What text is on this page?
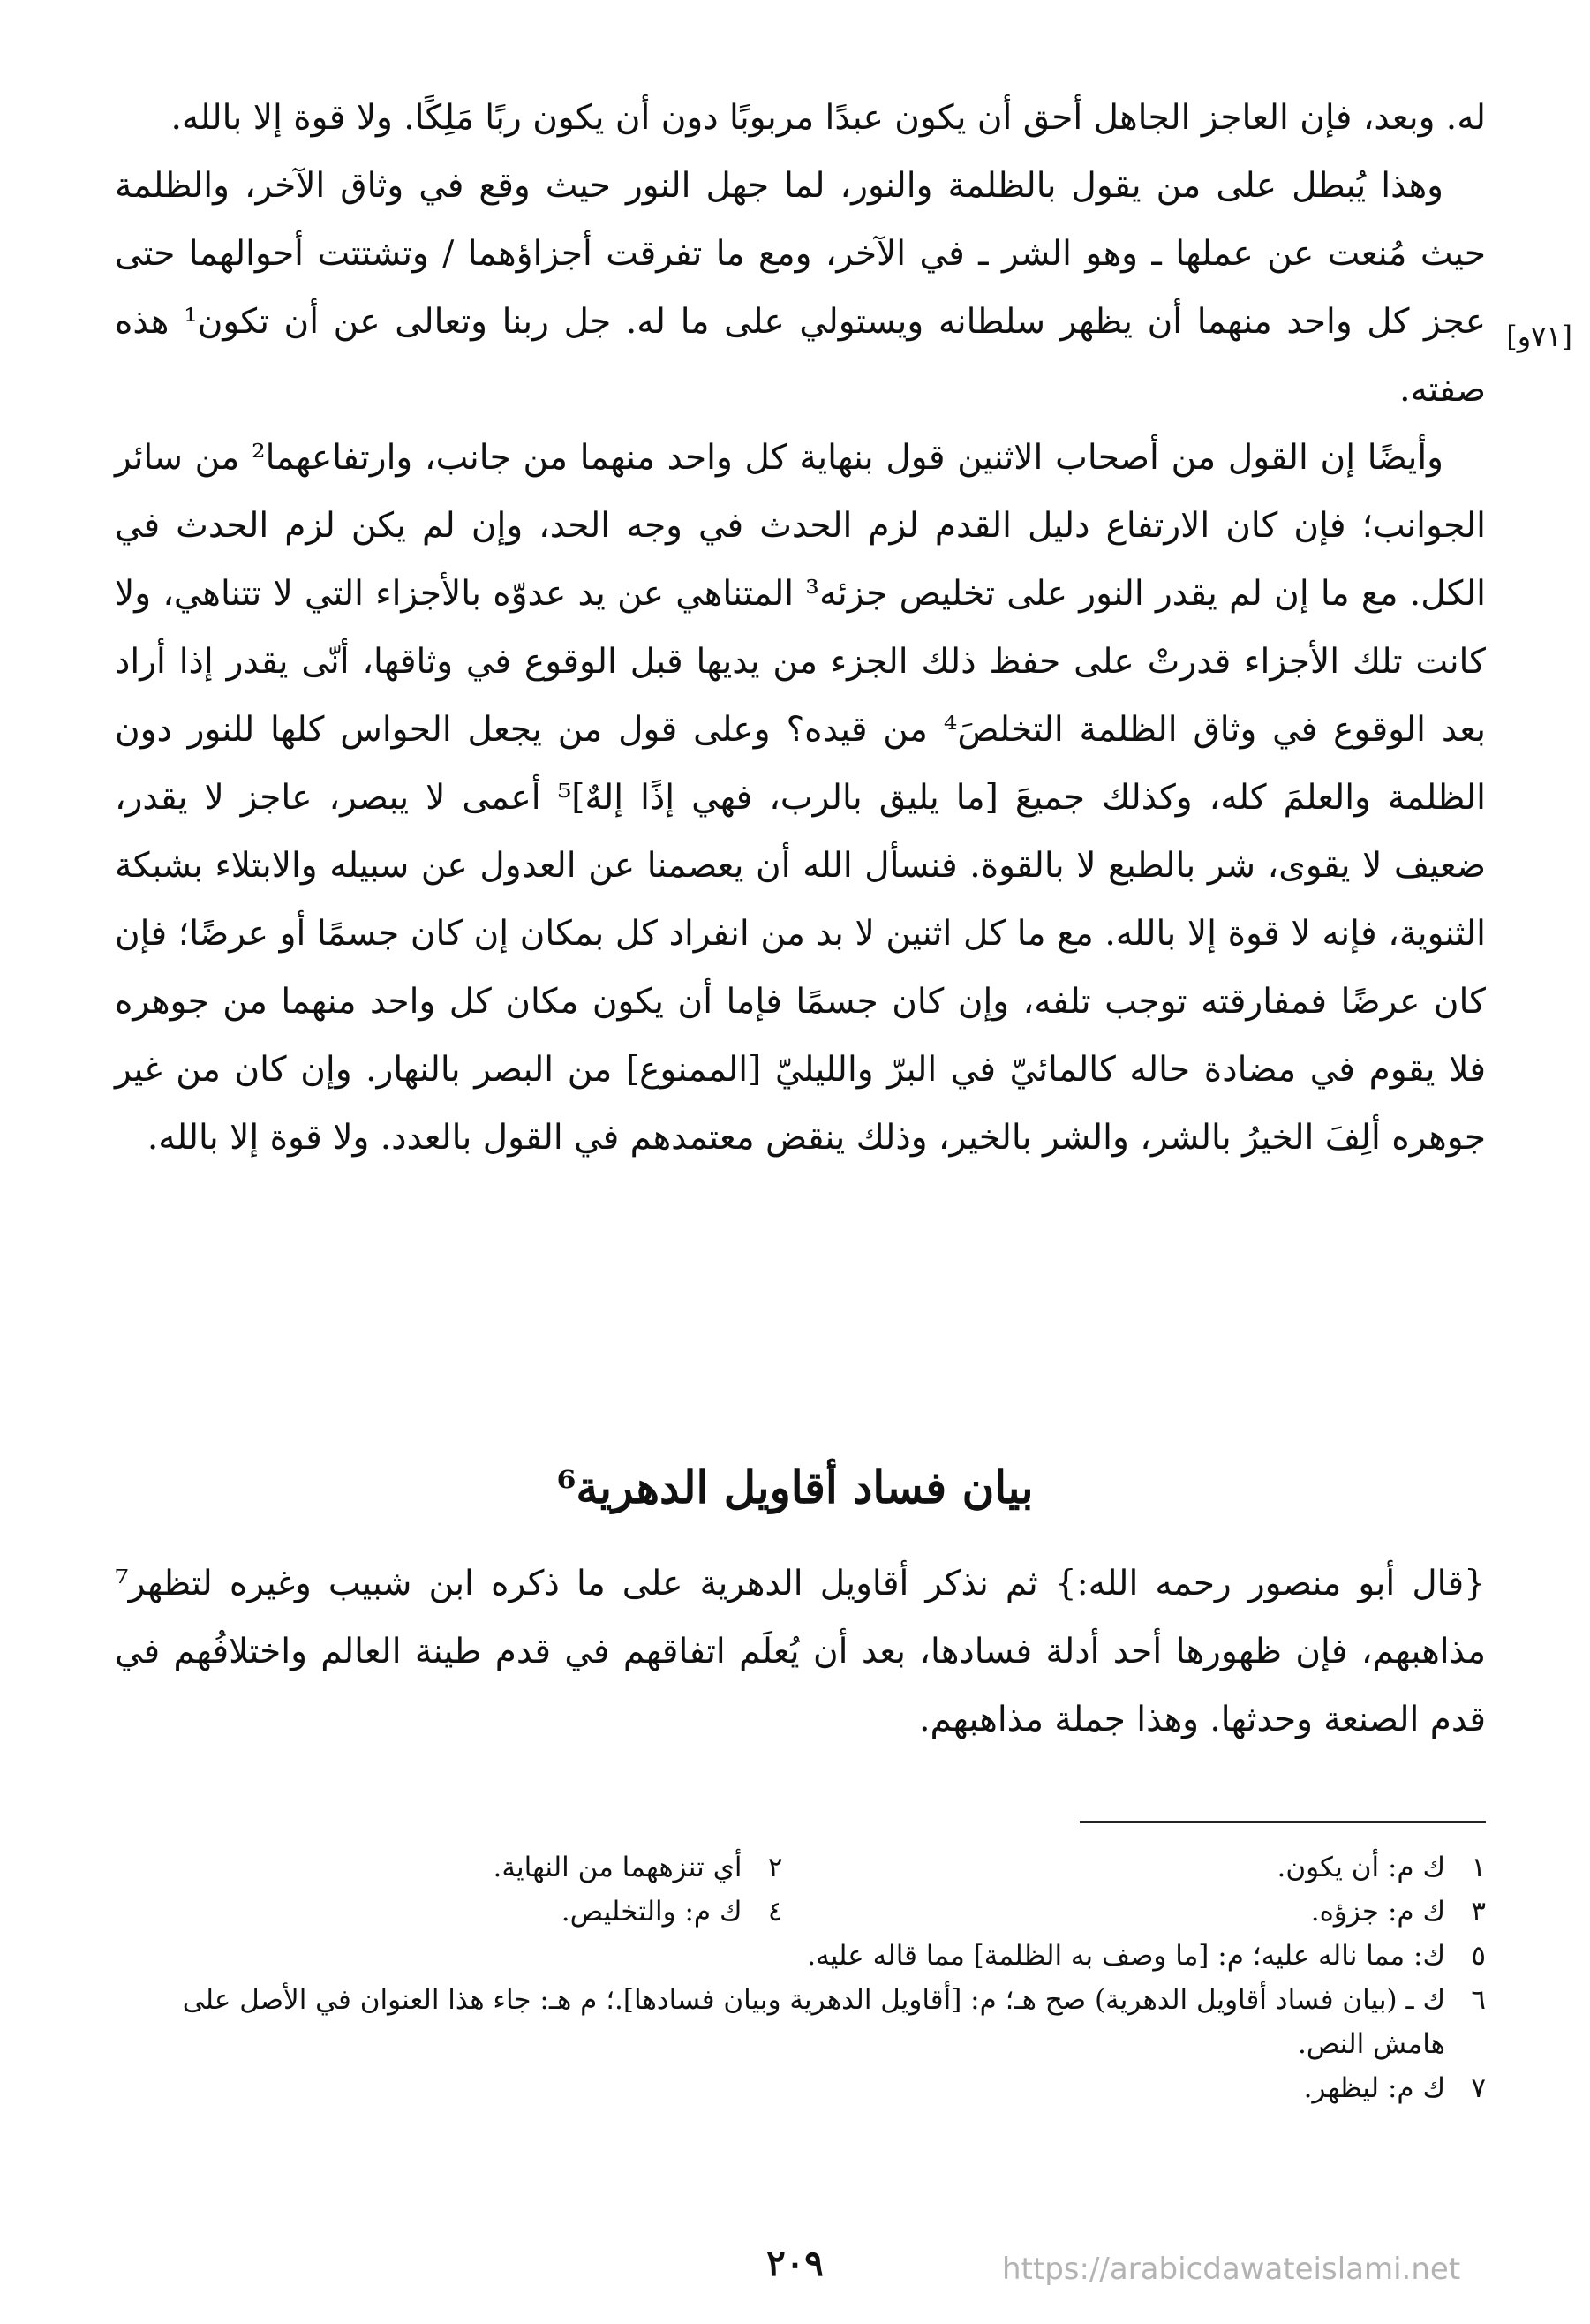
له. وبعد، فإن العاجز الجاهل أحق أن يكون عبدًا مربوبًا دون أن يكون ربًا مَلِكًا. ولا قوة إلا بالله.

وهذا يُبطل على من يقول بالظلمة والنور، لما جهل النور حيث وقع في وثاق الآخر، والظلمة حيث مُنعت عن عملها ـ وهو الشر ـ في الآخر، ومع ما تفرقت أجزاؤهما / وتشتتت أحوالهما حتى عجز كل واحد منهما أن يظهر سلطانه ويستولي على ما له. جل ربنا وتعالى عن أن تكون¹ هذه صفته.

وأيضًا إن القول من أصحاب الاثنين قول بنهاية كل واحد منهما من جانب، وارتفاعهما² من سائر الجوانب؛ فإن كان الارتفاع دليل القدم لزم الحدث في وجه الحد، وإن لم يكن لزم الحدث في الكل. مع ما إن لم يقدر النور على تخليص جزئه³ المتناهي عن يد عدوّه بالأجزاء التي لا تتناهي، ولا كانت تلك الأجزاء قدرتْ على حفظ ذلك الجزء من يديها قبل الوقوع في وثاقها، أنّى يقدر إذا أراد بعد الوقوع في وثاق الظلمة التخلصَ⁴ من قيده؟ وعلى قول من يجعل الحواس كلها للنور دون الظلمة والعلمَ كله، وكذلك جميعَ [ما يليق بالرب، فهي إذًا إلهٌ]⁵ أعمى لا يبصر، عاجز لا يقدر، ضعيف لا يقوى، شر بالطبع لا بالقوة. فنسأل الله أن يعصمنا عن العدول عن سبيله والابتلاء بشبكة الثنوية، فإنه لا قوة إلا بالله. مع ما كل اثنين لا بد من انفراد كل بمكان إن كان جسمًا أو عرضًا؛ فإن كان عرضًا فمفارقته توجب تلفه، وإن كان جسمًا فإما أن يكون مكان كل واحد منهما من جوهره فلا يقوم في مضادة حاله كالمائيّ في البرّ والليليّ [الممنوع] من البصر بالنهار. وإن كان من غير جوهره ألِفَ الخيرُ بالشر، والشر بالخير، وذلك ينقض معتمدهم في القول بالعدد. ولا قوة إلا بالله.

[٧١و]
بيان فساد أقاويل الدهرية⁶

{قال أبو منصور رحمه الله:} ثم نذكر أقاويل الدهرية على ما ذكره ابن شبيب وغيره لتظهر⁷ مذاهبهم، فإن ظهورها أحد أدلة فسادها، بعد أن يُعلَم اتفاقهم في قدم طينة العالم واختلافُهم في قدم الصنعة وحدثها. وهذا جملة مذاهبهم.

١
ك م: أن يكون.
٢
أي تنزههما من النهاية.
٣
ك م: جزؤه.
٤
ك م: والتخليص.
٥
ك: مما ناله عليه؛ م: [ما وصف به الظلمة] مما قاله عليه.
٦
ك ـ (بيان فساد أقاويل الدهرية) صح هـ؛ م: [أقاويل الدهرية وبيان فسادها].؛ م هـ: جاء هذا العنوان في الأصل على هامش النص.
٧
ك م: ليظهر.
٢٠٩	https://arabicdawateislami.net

EXERCISE TASK: Omitting all images, retype each line of the records precisely.

EXERCISE OUTPUT:
What text is on this page?
له. وبعد، فإن العاجز الجاهل أحق أن يكون عبدًا مربوبًا دون أن يكون ربًا مَلِكًا. ولا قوة إلا بالله.

وهذا يُبطل على من يقول بالظلمة والنور، لما جهل النور حيث وقع في وثاق الآخر، والظلمة حيث مُنعت عن عملها ـ وهو الشر ـ في الآخر، ومع ما تفرقت أجزاؤهما / وتشتتت أحوالهما حتى عجز كل واحد منهما أن يظهر سلطانه ويستولي على ما له. جل ربنا وتعالى عن أن تكون¹ هذه صفته.

وأيضًا إن القول من أصحاب الاثنين قول بنهاية كل واحد منهما من جانب، وارتفاعهما² من سائر الجوانب؛ فإن كان الارتفاع دليل القدم لزم الحدث في وجه الحد، وإن لم يكن لزم الحدث في الكل. مع ما إن لم يقدر النور على تخليص جزئه³ المتناهي عن يد عدوّه بالأجزاء التي لا تتناهي، ولا كانت تلك الأجزاء قدرتْ على حفظ ذلك الجزء من يديها قبل الوقوع في وثاقها، أنّى يقدر إذا أراد بعد الوقوع في وثاق الظلمة التخلصَ⁴ من قيده؟ وعلى قول من يجعل الحواس كلها للنور دون الظلمة والعلمَ كله، وكذلك جميعَ [ما يليق بالرب، فهي إذًا إلهٌ]⁵ أعمى لا يبصر، عاجز لا يقدر، ضعيف لا يقوى، شر بالطبع لا بالقوة. فنسأل الله أن يعصمنا عن العدول عن سبيله والابتلاء بشبكة الثنوية، فإنه لا قوة إلا بالله. مع ما كل اثنين لا بد من انفراد كل بمكان إن كان جسمًا أو عرضًا؛ فإن كان عرضًا فمفارقته توجب تلفه، وإن كان جسمًا فإما أن يكون مكان كل واحد منهما من جوهره فلا يقوم في مضادة حاله كالمائيّ في البرّ والليليّ [الممنوع] من البصر بالنهار. وإن كان من غير جوهره ألِفَ الخيرُ بالشر، والشر بالخير، وذلك ينقض معتمدهم في القول بالعدد. ولا قوة إلا بالله.

[٧١و]
بيان فساد أقاويل الدهرية⁶

{قال أبو منصور رحمه الله:} ثم نذكر أقاويل الدهرية على ما ذكره ابن شبيب وغيره لتظهر⁷ مذاهبهم، فإن ظهورها أحد أدلة فسادها، بعد أن يُعلَم اتفاقهم في قدم طينة العالم واختلافُهم في قدم الصنعة وحدثها. وهذا جملة مذاهبهم.

١
ك م: أن يكون.
٢
أي تنزههما من النهاية.
٣
ك م: جزؤه.
٤
ك م: والتخليص.
٥
ك: مما ناله عليه؛ م: [ما وصف به الظلمة] مما قاله عليه.
٦
ك ـ (بيان فساد أقاويل الدهرية) صح هـ؛ م: [أقاويل الدهرية وبيان فسادها].؛ م هـ: جاء هذا العنوان في الأصل على هامش النص.
٧
ك م: ليظهر.
٢٠٩	https://arabicdawateislami.net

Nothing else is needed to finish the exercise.